(Figure contents as structured data)
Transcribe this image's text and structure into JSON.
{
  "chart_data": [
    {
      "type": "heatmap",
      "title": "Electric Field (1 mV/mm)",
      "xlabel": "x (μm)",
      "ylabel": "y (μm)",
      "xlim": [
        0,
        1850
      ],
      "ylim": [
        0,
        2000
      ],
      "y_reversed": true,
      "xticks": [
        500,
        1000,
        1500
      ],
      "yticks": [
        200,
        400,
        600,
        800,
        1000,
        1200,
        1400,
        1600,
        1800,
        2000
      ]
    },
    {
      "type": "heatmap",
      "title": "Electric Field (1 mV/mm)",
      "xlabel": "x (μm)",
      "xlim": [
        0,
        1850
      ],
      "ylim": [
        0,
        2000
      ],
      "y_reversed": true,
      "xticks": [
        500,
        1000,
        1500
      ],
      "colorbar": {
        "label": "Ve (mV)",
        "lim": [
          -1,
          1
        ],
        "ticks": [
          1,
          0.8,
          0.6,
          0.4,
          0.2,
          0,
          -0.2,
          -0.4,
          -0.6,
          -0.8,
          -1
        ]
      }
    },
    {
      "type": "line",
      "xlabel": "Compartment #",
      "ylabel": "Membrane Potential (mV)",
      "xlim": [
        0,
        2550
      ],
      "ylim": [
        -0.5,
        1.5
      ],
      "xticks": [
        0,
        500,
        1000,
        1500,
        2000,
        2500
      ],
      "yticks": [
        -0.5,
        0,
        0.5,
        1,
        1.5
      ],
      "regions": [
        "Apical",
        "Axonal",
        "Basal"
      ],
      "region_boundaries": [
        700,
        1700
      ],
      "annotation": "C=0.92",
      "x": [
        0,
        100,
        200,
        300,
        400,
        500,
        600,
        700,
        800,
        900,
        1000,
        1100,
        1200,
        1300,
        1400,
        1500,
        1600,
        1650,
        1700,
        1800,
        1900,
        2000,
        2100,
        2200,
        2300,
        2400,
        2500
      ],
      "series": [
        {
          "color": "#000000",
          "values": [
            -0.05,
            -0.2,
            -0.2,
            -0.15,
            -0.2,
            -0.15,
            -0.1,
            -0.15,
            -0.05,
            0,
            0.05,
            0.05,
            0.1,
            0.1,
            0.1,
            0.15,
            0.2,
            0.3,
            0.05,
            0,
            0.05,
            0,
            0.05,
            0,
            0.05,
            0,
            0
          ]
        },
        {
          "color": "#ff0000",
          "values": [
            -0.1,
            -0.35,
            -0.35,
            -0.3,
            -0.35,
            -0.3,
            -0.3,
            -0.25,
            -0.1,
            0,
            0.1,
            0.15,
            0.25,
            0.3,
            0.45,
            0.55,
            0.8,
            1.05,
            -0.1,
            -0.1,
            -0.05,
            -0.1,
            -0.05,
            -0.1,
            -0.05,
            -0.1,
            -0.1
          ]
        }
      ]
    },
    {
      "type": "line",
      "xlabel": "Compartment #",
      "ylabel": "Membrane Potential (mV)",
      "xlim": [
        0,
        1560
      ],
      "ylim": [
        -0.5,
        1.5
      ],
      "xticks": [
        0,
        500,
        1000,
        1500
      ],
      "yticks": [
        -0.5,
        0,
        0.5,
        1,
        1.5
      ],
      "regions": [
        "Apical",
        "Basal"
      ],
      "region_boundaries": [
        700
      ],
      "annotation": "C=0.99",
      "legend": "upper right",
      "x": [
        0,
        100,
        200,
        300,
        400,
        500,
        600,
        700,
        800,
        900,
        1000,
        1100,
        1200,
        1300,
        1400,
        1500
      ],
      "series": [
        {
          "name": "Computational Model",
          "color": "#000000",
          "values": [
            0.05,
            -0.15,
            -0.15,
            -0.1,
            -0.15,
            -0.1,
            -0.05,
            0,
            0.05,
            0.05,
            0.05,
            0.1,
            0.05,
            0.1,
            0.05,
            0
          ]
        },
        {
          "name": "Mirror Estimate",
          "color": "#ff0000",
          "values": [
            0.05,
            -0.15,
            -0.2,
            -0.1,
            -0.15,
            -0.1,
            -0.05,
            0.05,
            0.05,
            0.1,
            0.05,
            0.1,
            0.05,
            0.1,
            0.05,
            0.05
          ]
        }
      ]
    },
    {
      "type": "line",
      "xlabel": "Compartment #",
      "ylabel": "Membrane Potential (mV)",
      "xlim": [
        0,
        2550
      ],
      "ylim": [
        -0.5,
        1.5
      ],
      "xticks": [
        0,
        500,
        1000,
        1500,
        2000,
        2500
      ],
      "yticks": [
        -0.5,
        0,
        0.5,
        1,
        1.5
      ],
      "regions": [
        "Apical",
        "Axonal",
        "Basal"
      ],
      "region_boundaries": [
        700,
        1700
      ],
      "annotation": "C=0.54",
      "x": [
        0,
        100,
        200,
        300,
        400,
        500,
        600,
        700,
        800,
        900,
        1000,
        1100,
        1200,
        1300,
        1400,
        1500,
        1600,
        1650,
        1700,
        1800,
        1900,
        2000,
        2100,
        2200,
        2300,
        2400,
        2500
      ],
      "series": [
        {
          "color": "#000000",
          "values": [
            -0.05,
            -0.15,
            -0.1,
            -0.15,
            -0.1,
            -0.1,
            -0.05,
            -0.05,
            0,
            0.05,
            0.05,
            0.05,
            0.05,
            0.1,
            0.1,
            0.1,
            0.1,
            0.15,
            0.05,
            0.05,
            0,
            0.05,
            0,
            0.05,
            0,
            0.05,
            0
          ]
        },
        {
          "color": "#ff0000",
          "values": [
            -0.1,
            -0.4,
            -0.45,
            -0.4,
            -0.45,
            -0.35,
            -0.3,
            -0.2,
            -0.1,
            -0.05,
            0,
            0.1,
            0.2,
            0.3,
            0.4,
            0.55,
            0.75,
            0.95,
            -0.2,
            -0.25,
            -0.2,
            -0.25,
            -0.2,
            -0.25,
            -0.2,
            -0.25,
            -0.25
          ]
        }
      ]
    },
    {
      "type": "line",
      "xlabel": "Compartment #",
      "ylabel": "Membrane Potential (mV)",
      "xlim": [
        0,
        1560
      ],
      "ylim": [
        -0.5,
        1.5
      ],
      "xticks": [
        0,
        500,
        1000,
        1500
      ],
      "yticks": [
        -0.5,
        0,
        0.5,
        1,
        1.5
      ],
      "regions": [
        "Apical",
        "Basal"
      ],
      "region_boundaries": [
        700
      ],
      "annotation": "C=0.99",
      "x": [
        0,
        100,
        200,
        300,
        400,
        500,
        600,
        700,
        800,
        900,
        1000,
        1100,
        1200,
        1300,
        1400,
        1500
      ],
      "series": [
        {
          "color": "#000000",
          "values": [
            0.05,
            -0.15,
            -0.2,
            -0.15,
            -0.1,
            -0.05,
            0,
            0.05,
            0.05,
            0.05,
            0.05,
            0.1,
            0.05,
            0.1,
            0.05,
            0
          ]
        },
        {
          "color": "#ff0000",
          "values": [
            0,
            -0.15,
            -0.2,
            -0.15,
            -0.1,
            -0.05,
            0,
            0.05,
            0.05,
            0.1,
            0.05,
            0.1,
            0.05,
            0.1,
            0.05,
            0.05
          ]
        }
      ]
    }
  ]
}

• EXERCISE DESCRIPTION: Each entry is to be returned in full, character for character.

• REPLY:
Transcribe this image's text and structure into JSON.
{
  "chart_data": [
    {
      "type": "heatmap",
      "title": "Electric Field (1 mV/mm)",
      "xlabel": "x (μm)",
      "ylabel": "y (μm)",
      "xlim": [
        0,
        1850
      ],
      "ylim": [
        0,
        2000
      ],
      "y_reversed": true,
      "xticks": [
        500,
        1000,
        1500
      ],
      "yticks": [
        200,
        400,
        600,
        800,
        1000,
        1200,
        1400,
        1600,
        1800,
        2000
      ]
    },
    {
      "type": "heatmap",
      "title": "Electric Field (1 mV/mm)",
      "xlabel": "x (μm)",
      "xlim": [
        0,
        1850
      ],
      "ylim": [
        0,
        2000
      ],
      "y_reversed": true,
      "xticks": [
        500,
        1000,
        1500
      ],
      "colorbar": {
        "label": "Ve (mV)",
        "lim": [
          -1,
          1
        ],
        "ticks": [
          1,
          0.8,
          0.6,
          0.4,
          0.2,
          0,
          -0.2,
          -0.4,
          -0.6,
          -0.8,
          -1
        ]
      }
    },
    {
      "type": "line",
      "xlabel": "Compartment #",
      "ylabel": "Membrane Potential (mV)",
      "xlim": [
        0,
        2550
      ],
      "ylim": [
        -0.5,
        1.5
      ],
      "xticks": [
        0,
        500,
        1000,
        1500,
        2000,
        2500
      ],
      "yticks": [
        -0.5,
        0,
        0.5,
        1,
        1.5
      ],
      "regions": [
        "Apical",
        "Axonal",
        "Basal"
      ],
      "region_boundaries": [
        700,
        1700
      ],
      "annotation": "C=0.92",
      "x": [
        0,
        100,
        200,
        300,
        400,
        500,
        600,
        700,
        800,
        900,
        1000,
        1100,
        1200,
        1300,
        1400,
        1500,
        1600,
        1650,
        1700,
        1800,
        1900,
        2000,
        2100,
        2200,
        2300,
        2400,
        2500
      ],
      "series": [
        {
          "color": "#000000",
          "values": [
            -0.05,
            -0.2,
            -0.2,
            -0.15,
            -0.2,
            -0.15,
            -0.1,
            -0.15,
            -0.05,
            0,
            0.05,
            0.05,
            0.1,
            0.1,
            0.1,
            0.15,
            0.2,
            0.3,
            0.05,
            0,
            0.05,
            0,
            0.05,
            0,
            0.05,
            0,
            0
          ]
        },
        {
          "color": "#ff0000",
          "values": [
            -0.1,
            -0.35,
            -0.35,
            -0.3,
            -0.35,
            -0.3,
            -0.3,
            -0.25,
            -0.1,
            0,
            0.1,
            0.15,
            0.25,
            0.3,
            0.45,
            0.55,
            0.8,
            1.05,
            -0.1,
            -0.1,
            -0.05,
            -0.1,
            -0.05,
            -0.1,
            -0.05,
            -0.1,
            -0.1
          ]
        }
      ]
    },
    {
      "type": "line",
      "xlabel": "Compartment #",
      "ylabel": "Membrane Potential (mV)",
      "xlim": [
        0,
        1560
      ],
      "ylim": [
        -0.5,
        1.5
      ],
      "xticks": [
        0,
        500,
        1000,
        1500
      ],
      "yticks": [
        -0.5,
        0,
        0.5,
        1,
        1.5
      ],
      "regions": [
        "Apical",
        "Basal"
      ],
      "region_boundaries": [
        700
      ],
      "annotation": "C=0.99",
      "legend": "upper right",
      "x": [
        0,
        100,
        200,
        300,
        400,
        500,
        600,
        700,
        800,
        900,
        1000,
        1100,
        1200,
        1300,
        1400,
        1500
      ],
      "series": [
        {
          "name": "Computational Model",
          "color": "#000000",
          "values": [
            0.05,
            -0.15,
            -0.15,
            -0.1,
            -0.15,
            -0.1,
            -0.05,
            0,
            0.05,
            0.05,
            0.05,
            0.1,
            0.05,
            0.1,
            0.05,
            0
          ]
        },
        {
          "name": "Mirror Estimate",
          "color": "#ff0000",
          "values": [
            0.05,
            -0.15,
            -0.2,
            -0.1,
            -0.15,
            -0.1,
            -0.05,
            0.05,
            0.05,
            0.1,
            0.05,
            0.1,
            0.05,
            0.1,
            0.05,
            0.05
          ]
        }
      ]
    },
    {
      "type": "line",
      "xlabel": "Compartment #",
      "ylabel": "Membrane Potential (mV)",
      "xlim": [
        0,
        2550
      ],
      "ylim": [
        -0.5,
        1.5
      ],
      "xticks": [
        0,
        500,
        1000,
        1500,
        2000,
        2500
      ],
      "yticks": [
        -0.5,
        0,
        0.5,
        1,
        1.5
      ],
      "regions": [
        "Apical",
        "Axonal",
        "Basal"
      ],
      "region_boundaries": [
        700,
        1700
      ],
      "annotation": "C=0.54",
      "x": [
        0,
        100,
        200,
        300,
        400,
        500,
        600,
        700,
        800,
        900,
        1000,
        1100,
        1200,
        1300,
        1400,
        1500,
        1600,
        1650,
        1700,
        1800,
        1900,
        2000,
        2100,
        2200,
        2300,
        2400,
        2500
      ],
      "series": [
        {
          "color": "#000000",
          "values": [
            -0.05,
            -0.15,
            -0.1,
            -0.15,
            -0.1,
            -0.1,
            -0.05,
            -0.05,
            0,
            0.05,
            0.05,
            0.05,
            0.05,
            0.1,
            0.1,
            0.1,
            0.1,
            0.15,
            0.05,
            0.05,
            0,
            0.05,
            0,
            0.05,
            0,
            0.05,
            0
          ]
        },
        {
          "color": "#ff0000",
          "values": [
            -0.1,
            -0.4,
            -0.45,
            -0.4,
            -0.45,
            -0.35,
            -0.3,
            -0.2,
            -0.1,
            -0.05,
            0,
            0.1,
            0.2,
            0.3,
            0.4,
            0.55,
            0.75,
            0.95,
            -0.2,
            -0.25,
            -0.2,
            -0.25,
            -0.2,
            -0.25,
            -0.2,
            -0.25,
            -0.25
          ]
        }
      ]
    },
    {
      "type": "line",
      "xlabel": "Compartment #",
      "ylabel": "Membrane Potential (mV)",
      "xlim": [
        0,
        1560
      ],
      "ylim": [
        -0.5,
        1.5
      ],
      "xticks": [
        0,
        500,
        1000,
        1500
      ],
      "yticks": [
        -0.5,
        0,
        0.5,
        1,
        1.5
      ],
      "regions": [
        "Apical",
        "Basal"
      ],
      "region_boundaries": [
        700
      ],
      "annotation": "C=0.99",
      "x": [
        0,
        100,
        200,
        300,
        400,
        500,
        600,
        700,
        800,
        900,
        1000,
        1100,
        1200,
        1300,
        1400,
        1500
      ],
      "series": [
        {
          "color": "#000000",
          "values": [
            0.05,
            -0.15,
            -0.2,
            -0.15,
            -0.1,
            -0.05,
            0,
            0.05,
            0.05,
            0.05,
            0.05,
            0.1,
            0.05,
            0.1,
            0.05,
            0
          ]
        },
        {
          "color": "#ff0000",
          "values": [
            0,
            -0.15,
            -0.2,
            -0.15,
            -0.1,
            -0.05,
            0,
            0.05,
            0.05,
            0.1,
            0.05,
            0.1,
            0.05,
            0.1,
            0.05,
            0.05
          ]
        }
      ]
    }
  ]
}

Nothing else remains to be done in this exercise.